_Exercise task_
Find the lines that hold "LONG". Report only how many there are.

_Records to use_
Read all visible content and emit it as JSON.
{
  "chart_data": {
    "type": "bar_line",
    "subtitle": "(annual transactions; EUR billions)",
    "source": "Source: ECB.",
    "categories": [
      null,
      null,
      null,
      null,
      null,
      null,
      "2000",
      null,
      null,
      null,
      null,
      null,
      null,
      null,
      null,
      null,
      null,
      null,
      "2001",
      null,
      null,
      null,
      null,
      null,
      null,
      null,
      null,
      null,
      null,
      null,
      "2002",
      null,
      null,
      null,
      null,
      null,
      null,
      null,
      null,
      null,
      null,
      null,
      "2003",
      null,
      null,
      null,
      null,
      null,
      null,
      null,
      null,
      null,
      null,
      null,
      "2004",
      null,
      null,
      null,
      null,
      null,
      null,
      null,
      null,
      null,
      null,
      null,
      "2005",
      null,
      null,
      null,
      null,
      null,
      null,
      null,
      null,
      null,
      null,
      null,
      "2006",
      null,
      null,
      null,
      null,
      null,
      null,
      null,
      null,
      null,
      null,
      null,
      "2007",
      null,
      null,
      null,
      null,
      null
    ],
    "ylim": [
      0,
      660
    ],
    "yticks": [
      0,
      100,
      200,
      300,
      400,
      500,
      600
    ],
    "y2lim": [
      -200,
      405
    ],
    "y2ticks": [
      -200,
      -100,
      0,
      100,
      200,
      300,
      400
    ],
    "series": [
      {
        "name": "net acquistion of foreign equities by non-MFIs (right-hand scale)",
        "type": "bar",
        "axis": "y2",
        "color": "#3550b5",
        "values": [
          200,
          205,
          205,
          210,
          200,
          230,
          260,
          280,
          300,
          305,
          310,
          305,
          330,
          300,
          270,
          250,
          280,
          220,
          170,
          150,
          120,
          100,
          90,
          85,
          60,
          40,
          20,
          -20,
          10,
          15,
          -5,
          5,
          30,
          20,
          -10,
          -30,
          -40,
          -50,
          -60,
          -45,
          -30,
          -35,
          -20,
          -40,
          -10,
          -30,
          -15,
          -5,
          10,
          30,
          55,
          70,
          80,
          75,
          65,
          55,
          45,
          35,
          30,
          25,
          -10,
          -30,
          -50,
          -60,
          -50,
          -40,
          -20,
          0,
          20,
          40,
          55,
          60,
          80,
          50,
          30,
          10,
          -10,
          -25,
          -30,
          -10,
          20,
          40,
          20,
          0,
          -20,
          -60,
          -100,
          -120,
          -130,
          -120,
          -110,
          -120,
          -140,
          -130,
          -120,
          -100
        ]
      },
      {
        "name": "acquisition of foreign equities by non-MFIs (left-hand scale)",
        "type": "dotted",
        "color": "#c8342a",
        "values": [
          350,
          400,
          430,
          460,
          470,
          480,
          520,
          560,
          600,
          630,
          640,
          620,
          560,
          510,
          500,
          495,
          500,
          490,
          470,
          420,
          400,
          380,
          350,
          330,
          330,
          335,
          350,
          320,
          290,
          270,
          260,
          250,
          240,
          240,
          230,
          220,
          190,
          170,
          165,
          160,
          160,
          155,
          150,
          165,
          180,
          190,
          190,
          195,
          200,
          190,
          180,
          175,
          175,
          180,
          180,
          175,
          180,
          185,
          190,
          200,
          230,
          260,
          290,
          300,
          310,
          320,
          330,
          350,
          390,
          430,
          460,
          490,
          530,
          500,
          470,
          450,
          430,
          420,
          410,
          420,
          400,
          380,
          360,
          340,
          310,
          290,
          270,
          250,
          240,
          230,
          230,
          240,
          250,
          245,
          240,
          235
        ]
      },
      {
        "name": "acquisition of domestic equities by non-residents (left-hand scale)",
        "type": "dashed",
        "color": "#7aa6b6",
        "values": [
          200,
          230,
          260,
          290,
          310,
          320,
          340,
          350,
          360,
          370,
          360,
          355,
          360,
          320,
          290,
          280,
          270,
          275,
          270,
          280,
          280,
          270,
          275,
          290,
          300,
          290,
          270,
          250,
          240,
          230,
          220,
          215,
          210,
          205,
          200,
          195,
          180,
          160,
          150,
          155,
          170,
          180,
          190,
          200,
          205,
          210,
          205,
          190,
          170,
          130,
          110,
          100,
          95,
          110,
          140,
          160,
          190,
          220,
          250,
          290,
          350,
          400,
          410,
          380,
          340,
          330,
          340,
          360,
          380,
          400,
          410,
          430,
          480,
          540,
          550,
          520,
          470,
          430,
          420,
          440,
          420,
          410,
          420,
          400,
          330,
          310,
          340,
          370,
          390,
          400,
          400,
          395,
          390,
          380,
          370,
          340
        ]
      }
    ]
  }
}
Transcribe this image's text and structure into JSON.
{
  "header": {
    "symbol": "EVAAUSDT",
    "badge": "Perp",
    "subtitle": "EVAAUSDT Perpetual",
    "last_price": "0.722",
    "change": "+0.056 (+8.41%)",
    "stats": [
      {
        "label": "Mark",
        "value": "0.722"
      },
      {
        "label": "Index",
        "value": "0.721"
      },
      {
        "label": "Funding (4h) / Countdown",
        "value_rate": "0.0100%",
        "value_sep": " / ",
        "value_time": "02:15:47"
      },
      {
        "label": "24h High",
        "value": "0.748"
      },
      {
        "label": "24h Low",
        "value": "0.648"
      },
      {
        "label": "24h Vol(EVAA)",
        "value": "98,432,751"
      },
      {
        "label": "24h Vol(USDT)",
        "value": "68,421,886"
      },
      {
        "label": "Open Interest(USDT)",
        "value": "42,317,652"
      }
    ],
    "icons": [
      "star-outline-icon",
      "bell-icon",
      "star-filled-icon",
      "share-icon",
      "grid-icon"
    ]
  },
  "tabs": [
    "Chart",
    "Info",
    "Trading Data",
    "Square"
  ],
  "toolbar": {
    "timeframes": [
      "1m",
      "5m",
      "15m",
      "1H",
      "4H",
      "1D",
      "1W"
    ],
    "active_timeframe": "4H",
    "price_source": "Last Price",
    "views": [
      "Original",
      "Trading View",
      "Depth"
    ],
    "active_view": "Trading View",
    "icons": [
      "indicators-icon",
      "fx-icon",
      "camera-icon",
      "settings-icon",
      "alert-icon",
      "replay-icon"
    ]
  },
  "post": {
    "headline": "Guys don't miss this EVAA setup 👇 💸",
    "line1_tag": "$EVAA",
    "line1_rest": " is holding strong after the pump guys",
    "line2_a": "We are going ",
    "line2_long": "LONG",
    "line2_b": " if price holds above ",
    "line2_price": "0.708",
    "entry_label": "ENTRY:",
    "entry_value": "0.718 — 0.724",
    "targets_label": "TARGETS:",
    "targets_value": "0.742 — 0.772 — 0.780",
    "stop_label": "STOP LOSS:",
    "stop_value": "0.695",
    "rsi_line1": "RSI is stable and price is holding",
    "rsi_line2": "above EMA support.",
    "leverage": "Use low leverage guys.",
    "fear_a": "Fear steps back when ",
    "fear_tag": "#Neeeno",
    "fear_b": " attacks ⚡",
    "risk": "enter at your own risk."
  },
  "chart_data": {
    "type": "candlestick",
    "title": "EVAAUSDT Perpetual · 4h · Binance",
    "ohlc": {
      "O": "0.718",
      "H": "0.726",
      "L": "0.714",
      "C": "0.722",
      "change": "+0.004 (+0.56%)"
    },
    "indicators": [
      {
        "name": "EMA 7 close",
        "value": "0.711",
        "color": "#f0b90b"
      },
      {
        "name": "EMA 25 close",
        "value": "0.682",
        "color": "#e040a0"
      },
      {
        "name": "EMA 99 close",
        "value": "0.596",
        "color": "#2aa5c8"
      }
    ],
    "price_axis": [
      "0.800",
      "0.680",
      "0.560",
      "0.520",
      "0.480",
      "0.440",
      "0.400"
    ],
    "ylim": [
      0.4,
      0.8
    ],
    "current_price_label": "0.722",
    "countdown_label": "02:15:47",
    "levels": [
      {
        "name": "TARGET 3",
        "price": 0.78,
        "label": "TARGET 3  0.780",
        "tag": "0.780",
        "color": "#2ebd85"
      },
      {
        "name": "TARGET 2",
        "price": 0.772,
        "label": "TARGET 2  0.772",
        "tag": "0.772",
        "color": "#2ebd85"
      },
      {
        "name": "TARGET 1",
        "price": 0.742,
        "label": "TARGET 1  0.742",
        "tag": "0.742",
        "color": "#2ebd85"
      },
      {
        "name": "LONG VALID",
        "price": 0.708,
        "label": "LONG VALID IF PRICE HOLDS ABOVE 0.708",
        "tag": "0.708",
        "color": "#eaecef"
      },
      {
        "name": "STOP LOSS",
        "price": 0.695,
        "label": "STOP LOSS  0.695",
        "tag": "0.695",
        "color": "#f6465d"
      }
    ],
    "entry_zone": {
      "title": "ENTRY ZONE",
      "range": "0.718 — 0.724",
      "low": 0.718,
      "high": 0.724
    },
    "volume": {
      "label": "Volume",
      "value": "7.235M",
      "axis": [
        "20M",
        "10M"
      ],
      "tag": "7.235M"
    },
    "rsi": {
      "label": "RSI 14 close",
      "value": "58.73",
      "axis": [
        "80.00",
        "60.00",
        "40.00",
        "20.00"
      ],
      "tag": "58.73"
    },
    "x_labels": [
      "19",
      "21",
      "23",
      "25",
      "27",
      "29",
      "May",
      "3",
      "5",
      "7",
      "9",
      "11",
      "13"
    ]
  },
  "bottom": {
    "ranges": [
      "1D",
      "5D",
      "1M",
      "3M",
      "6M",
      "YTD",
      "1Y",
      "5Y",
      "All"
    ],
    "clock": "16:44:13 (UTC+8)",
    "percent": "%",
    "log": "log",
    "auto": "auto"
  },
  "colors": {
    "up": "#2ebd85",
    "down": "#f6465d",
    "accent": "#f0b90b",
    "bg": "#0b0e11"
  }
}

_Expected answer_
3